> **Data for this exercise**:
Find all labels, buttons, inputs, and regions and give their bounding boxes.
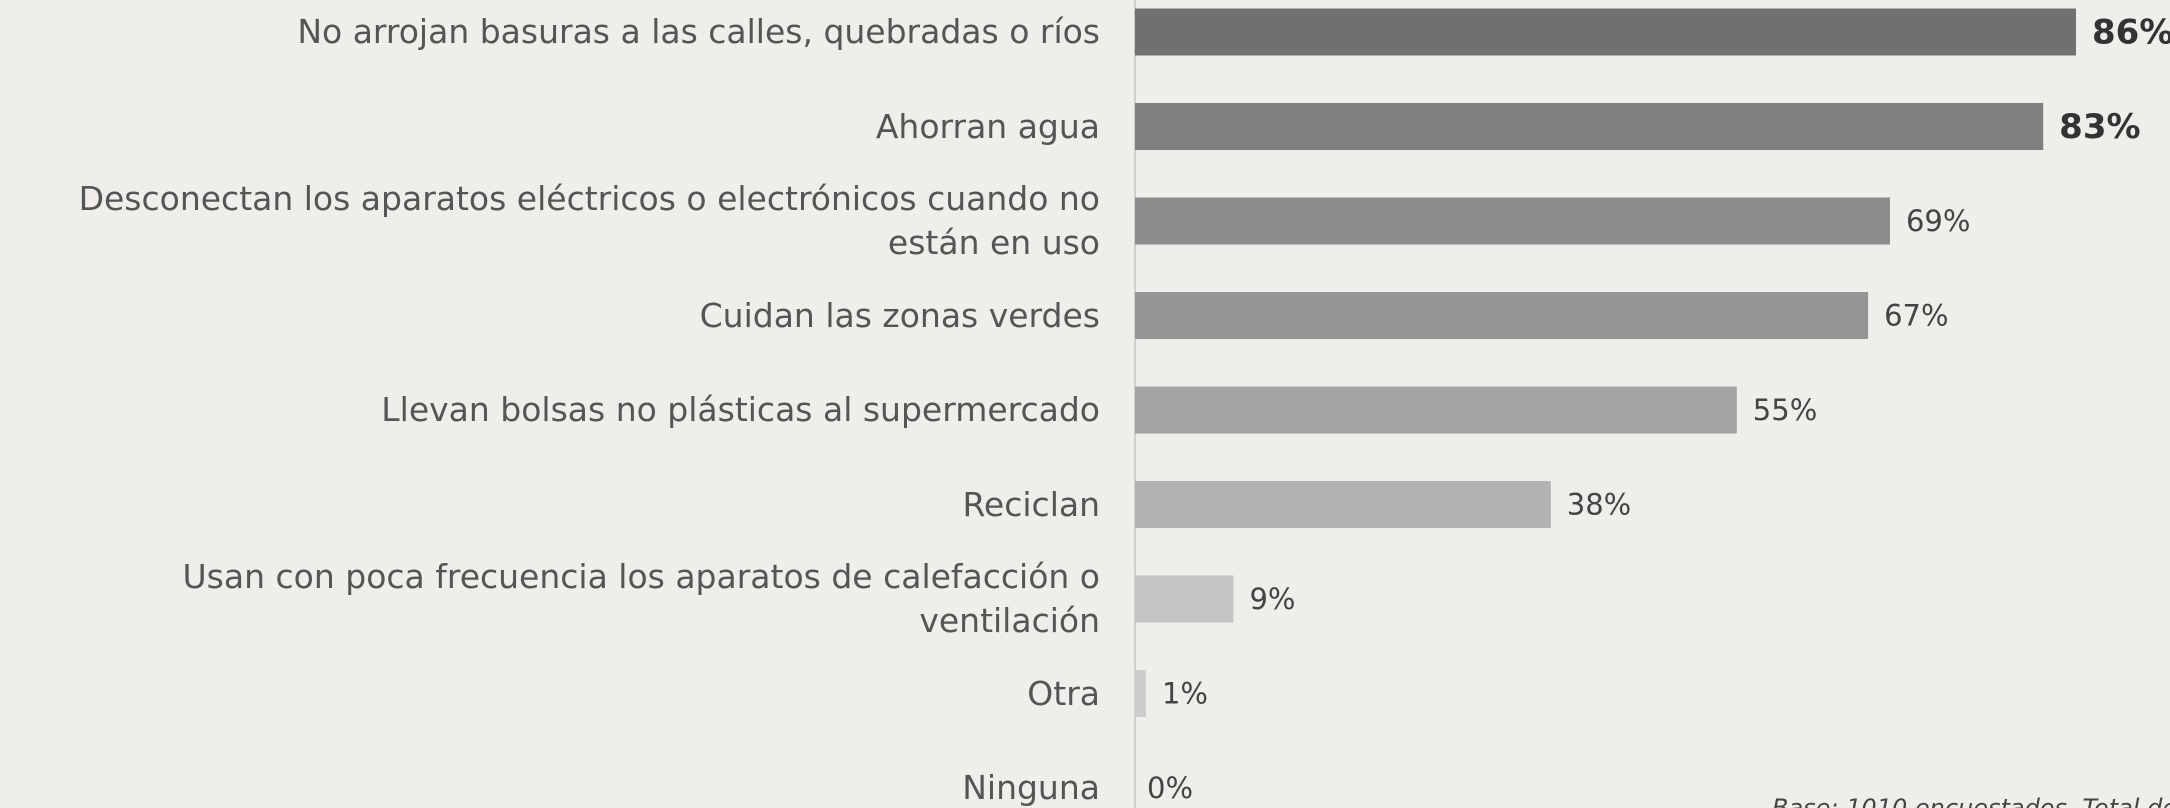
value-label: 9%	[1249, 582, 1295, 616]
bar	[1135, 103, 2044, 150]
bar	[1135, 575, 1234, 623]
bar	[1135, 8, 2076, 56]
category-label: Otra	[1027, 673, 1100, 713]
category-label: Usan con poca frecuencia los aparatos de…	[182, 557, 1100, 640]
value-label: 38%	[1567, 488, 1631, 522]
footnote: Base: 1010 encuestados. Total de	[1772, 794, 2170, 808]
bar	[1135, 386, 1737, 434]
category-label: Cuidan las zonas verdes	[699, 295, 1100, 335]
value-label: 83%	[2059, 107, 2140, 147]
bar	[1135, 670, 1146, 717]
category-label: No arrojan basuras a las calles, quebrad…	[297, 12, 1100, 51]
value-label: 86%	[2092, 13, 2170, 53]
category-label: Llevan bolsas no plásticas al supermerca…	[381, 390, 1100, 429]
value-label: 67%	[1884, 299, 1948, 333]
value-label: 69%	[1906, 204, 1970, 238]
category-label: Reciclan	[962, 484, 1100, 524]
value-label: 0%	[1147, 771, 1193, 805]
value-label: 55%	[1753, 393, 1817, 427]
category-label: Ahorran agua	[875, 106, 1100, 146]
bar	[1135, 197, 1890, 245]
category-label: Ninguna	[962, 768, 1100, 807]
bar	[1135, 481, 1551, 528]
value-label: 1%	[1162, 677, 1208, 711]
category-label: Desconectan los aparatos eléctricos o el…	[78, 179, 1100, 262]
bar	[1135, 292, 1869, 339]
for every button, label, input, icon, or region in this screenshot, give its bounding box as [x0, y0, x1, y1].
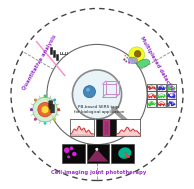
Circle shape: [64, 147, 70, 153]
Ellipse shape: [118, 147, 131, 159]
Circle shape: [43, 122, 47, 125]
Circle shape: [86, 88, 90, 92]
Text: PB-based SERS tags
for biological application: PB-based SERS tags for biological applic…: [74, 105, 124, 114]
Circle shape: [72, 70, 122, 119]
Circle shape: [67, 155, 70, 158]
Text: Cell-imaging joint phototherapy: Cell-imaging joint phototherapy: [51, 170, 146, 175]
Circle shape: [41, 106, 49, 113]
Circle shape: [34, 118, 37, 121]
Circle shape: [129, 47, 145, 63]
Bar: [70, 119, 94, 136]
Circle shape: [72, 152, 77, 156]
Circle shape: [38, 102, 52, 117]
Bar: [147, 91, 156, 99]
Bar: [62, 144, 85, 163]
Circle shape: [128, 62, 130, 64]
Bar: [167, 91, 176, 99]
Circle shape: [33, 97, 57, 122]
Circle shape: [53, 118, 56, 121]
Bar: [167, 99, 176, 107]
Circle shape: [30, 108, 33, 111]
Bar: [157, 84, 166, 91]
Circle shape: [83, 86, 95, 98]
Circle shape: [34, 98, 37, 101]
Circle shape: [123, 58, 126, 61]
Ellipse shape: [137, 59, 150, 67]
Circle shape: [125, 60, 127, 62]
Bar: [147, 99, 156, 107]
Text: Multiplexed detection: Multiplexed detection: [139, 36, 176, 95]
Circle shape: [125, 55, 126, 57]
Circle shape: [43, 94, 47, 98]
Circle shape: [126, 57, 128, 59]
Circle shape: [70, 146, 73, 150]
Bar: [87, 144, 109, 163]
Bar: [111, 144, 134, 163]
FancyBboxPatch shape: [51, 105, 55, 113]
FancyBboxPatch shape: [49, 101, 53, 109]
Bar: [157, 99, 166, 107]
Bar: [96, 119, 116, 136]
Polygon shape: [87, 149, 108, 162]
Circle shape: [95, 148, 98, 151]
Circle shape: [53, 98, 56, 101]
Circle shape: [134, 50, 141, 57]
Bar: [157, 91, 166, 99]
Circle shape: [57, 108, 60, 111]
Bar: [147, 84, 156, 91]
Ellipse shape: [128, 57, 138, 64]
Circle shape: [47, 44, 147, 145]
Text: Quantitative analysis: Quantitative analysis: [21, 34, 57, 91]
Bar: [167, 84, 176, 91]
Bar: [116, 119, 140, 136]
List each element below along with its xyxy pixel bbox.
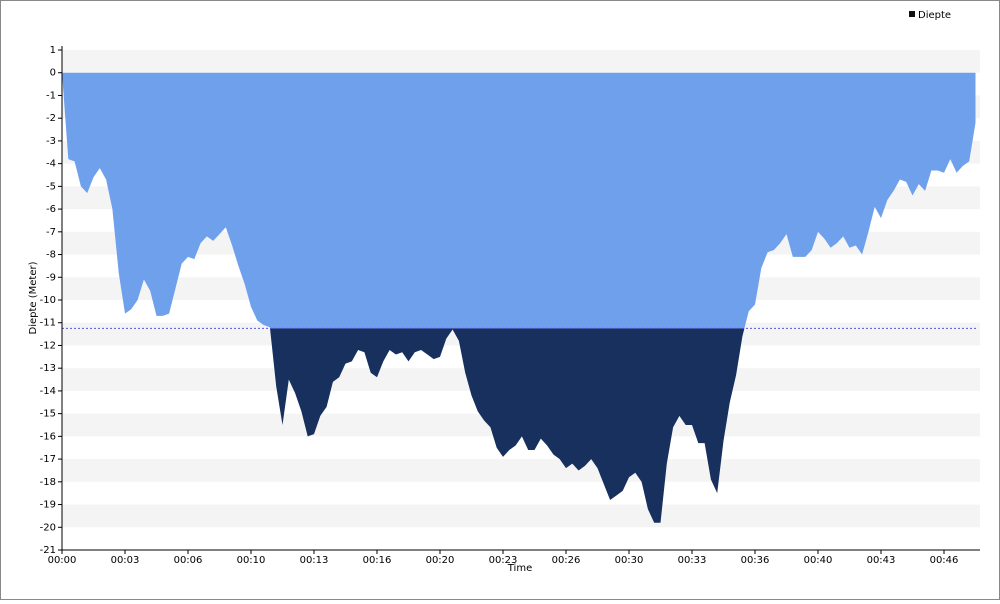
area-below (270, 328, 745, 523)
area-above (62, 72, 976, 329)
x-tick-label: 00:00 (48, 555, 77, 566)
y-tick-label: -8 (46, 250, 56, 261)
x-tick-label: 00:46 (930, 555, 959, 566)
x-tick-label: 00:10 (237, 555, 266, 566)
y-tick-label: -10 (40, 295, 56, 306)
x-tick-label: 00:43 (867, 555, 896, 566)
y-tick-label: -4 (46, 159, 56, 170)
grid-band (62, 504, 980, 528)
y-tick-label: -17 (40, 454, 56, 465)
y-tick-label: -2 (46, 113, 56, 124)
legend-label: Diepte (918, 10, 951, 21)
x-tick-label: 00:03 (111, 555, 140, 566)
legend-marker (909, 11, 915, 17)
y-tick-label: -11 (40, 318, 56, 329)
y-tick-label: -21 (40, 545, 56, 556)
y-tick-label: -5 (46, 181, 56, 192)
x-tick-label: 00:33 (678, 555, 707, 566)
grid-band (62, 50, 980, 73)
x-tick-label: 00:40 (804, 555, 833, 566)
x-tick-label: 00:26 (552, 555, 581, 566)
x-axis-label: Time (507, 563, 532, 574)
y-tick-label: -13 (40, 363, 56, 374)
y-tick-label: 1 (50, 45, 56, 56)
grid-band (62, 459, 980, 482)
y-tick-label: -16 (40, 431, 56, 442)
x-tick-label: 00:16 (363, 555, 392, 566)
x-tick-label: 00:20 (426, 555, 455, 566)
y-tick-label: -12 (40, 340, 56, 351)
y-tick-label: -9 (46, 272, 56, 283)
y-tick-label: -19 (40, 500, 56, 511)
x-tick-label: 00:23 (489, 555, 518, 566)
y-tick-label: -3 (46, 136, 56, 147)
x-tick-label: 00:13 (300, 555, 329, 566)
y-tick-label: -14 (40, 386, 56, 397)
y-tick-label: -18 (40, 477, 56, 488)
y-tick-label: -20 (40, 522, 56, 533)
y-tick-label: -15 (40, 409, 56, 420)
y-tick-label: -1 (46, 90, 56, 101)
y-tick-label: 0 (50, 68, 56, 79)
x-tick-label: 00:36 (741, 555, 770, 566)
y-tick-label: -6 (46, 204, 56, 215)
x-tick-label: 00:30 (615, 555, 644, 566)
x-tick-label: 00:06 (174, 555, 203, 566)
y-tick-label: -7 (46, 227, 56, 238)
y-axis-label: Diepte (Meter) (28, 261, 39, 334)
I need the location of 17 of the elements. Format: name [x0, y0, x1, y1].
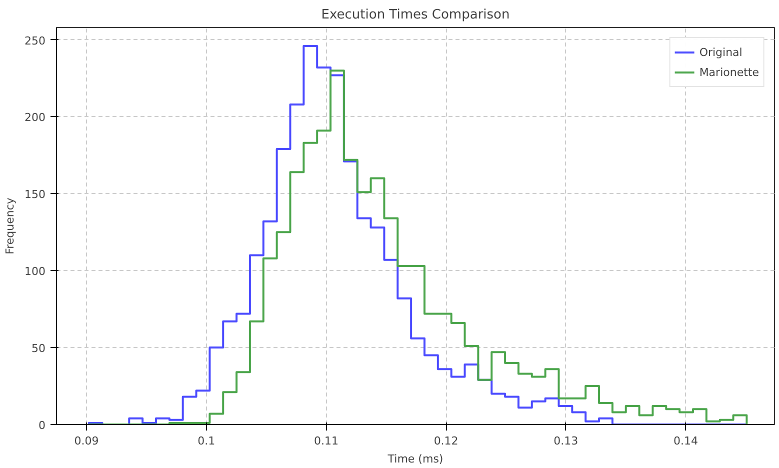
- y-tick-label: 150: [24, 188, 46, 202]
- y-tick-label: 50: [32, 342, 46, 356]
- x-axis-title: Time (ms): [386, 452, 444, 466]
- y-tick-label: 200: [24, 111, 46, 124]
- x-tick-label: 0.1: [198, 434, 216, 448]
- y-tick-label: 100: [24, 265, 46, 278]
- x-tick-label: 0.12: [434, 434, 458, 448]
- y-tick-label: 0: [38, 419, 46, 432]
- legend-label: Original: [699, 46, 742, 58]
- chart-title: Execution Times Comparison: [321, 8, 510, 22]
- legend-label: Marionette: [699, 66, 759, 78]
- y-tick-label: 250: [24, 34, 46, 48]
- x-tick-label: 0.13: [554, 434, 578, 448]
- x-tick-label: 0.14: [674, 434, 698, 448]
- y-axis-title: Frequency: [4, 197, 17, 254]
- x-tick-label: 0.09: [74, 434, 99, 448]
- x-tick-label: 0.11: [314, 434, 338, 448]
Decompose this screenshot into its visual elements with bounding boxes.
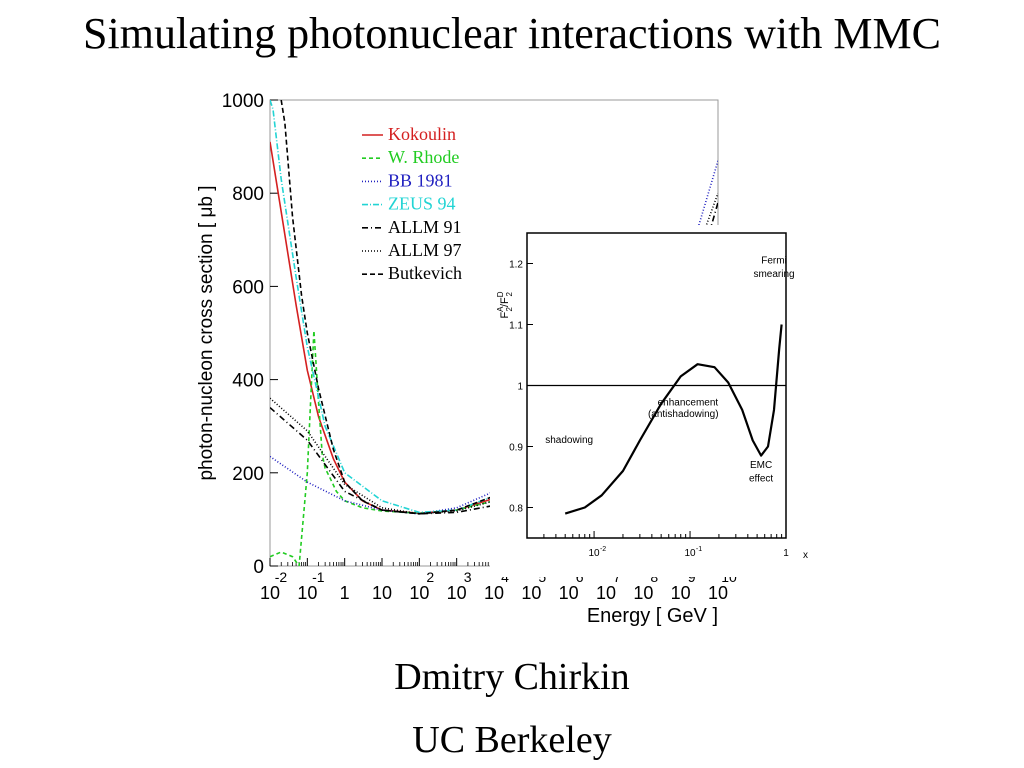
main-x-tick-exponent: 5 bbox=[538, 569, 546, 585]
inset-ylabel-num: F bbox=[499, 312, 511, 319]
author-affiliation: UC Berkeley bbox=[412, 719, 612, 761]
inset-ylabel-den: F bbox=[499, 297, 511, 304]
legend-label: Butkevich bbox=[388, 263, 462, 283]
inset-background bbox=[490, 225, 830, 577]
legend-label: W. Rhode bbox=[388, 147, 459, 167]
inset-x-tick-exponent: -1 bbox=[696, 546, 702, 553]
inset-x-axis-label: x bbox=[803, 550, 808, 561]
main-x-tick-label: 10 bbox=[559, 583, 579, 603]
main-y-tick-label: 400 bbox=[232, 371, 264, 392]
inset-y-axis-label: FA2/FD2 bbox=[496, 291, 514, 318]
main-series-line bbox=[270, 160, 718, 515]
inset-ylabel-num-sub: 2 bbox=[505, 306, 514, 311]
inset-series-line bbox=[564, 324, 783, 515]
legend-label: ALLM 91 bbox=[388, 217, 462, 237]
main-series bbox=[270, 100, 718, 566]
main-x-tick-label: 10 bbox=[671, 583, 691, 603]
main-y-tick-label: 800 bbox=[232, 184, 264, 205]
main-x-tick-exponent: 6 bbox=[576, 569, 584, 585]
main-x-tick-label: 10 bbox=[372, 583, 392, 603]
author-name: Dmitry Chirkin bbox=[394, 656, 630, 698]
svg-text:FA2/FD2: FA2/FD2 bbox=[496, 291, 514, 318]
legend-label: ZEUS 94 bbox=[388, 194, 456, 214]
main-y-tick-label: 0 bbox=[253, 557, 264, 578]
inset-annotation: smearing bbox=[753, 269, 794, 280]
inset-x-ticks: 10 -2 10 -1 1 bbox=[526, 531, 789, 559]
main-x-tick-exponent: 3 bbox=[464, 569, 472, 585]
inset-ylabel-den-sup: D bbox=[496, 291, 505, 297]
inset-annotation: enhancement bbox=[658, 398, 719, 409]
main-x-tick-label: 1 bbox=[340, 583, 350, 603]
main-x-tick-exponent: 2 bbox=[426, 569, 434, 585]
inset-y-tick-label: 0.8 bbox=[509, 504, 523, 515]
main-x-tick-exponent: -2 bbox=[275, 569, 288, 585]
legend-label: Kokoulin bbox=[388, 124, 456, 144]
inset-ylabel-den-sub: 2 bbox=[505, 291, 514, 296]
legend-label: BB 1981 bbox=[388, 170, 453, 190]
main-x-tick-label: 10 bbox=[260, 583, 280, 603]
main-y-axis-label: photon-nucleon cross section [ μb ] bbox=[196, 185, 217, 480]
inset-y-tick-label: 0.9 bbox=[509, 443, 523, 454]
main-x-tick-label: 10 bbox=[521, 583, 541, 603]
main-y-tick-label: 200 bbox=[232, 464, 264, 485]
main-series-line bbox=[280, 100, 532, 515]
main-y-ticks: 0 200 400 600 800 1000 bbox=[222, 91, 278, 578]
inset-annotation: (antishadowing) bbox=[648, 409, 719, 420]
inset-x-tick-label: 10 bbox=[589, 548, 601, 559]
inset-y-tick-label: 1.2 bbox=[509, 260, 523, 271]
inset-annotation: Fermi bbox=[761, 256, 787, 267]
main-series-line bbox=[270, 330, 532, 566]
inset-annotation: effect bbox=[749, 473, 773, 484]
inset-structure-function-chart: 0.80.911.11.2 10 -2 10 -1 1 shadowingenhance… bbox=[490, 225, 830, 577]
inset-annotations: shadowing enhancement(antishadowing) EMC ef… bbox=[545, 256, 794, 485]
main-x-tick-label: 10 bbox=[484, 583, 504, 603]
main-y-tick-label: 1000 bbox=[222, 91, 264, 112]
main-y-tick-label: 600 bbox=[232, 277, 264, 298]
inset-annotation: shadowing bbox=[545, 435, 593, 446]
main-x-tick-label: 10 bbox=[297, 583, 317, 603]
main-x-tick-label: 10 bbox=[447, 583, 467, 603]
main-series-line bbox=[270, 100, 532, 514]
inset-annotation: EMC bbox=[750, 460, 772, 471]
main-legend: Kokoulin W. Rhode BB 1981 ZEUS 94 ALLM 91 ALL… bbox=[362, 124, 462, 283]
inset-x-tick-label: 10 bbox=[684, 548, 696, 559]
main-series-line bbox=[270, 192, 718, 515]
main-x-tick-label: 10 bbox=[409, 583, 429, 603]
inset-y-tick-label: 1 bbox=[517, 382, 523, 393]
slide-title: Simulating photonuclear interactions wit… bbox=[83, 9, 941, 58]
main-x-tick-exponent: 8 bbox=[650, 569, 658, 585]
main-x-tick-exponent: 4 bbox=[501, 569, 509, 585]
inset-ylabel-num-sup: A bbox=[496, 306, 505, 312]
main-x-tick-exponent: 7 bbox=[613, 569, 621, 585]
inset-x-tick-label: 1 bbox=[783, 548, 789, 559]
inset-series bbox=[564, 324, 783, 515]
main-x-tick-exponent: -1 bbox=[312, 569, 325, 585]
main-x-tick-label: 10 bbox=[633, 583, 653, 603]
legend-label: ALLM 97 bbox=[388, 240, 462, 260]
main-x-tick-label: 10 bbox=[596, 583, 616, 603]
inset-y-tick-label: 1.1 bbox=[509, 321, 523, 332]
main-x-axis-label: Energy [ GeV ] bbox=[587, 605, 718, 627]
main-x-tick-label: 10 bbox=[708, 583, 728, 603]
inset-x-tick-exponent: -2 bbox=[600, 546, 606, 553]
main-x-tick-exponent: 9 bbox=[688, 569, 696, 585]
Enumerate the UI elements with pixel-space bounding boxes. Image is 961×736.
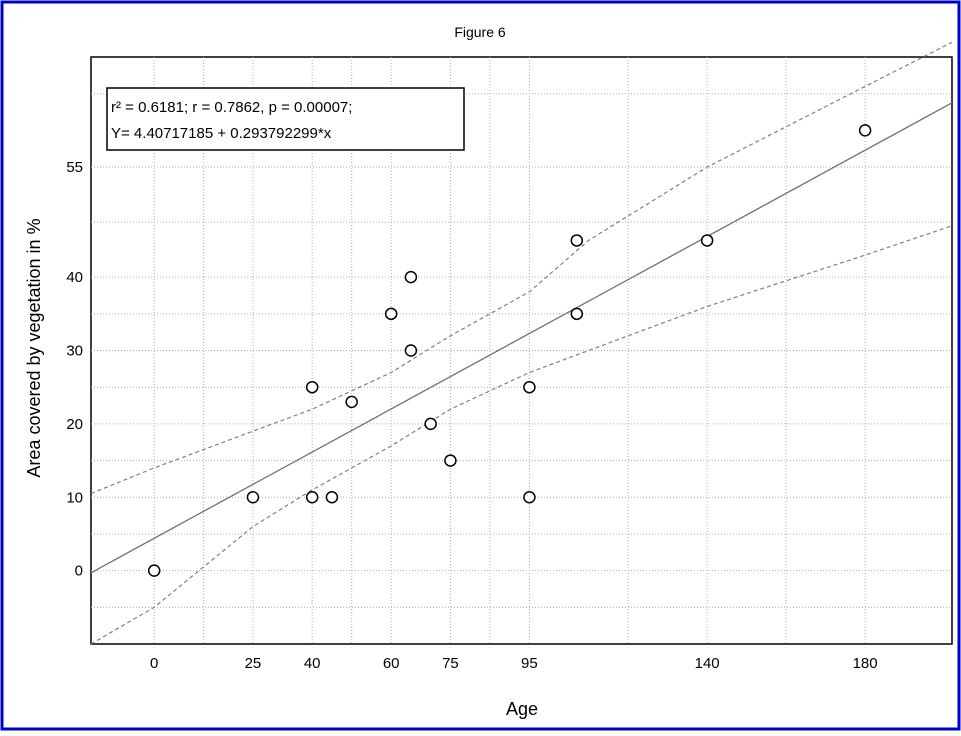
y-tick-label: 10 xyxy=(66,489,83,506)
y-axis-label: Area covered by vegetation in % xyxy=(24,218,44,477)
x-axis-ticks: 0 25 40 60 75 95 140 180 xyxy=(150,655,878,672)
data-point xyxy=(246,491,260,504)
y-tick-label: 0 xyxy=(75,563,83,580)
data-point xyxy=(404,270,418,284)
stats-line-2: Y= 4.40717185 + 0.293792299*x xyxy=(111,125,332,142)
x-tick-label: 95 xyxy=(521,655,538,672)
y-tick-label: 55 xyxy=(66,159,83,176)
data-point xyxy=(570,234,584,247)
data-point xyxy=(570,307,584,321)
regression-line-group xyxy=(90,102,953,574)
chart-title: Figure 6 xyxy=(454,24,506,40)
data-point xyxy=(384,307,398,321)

> **Aim**: Reproduce the lines above, starting with the line with "main-x-tick-exponent: 5 bbox=[538, 569, 546, 585]" and going on through the line with "main-x-tick-exponent: 6 bbox=[576, 569, 584, 585]", swapping "legend-label" for "series-label" and leaving everything else as it is.

> **Expected answer**:
main-x-tick-exponent: 5 bbox=[538, 569, 546, 585]
inset-ylabel-num: F bbox=[499, 312, 511, 319]
author-affiliation: UC Berkeley bbox=[412, 719, 612, 761]
inset-ylabel-den: F bbox=[499, 297, 511, 304]
series-label: Butkevich bbox=[388, 263, 462, 283]
inset-background bbox=[490, 225, 830, 577]
series-label: W. Rhode bbox=[388, 147, 459, 167]
inset-x-tick-exponent: -1 bbox=[696, 546, 702, 553]
inset-x-axis-label: x bbox=[803, 550, 808, 561]
main-x-tick-label: 10 bbox=[559, 583, 579, 603]
main-y-tick-label: 400 bbox=[232, 371, 264, 392]
inset-y-axis-label: FA2/FD2 bbox=[496, 291, 514, 318]
main-series-line bbox=[270, 160, 718, 515]
inset-ylabel-num-sub: 2 bbox=[505, 306, 514, 311]
inset-series-line bbox=[564, 324, 783, 515]
series-label: ALLM 91 bbox=[388, 217, 462, 237]
main-series bbox=[270, 100, 718, 566]
main-x-tick-label: 10 bbox=[671, 583, 691, 603]
main-y-tick-label: 800 bbox=[232, 184, 264, 205]
main-x-tick-exponent: 6 bbox=[576, 569, 584, 585]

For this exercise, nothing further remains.